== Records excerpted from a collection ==
───
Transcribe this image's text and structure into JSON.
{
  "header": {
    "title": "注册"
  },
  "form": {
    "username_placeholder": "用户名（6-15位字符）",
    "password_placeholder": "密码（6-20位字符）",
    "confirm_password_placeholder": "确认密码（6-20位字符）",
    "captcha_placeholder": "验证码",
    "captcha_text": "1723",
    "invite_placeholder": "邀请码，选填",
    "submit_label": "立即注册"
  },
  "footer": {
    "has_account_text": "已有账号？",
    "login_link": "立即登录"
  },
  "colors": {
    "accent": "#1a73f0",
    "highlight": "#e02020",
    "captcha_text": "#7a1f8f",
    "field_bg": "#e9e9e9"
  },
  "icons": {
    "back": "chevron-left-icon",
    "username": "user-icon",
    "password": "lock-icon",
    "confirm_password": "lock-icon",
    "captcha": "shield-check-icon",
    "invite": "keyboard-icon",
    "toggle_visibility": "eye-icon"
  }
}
───
== TO BE DONE ==
Every line that holds the word "lock" counts once; state the total number of such lines and nothing else.

== FULL RESPONSE ==
2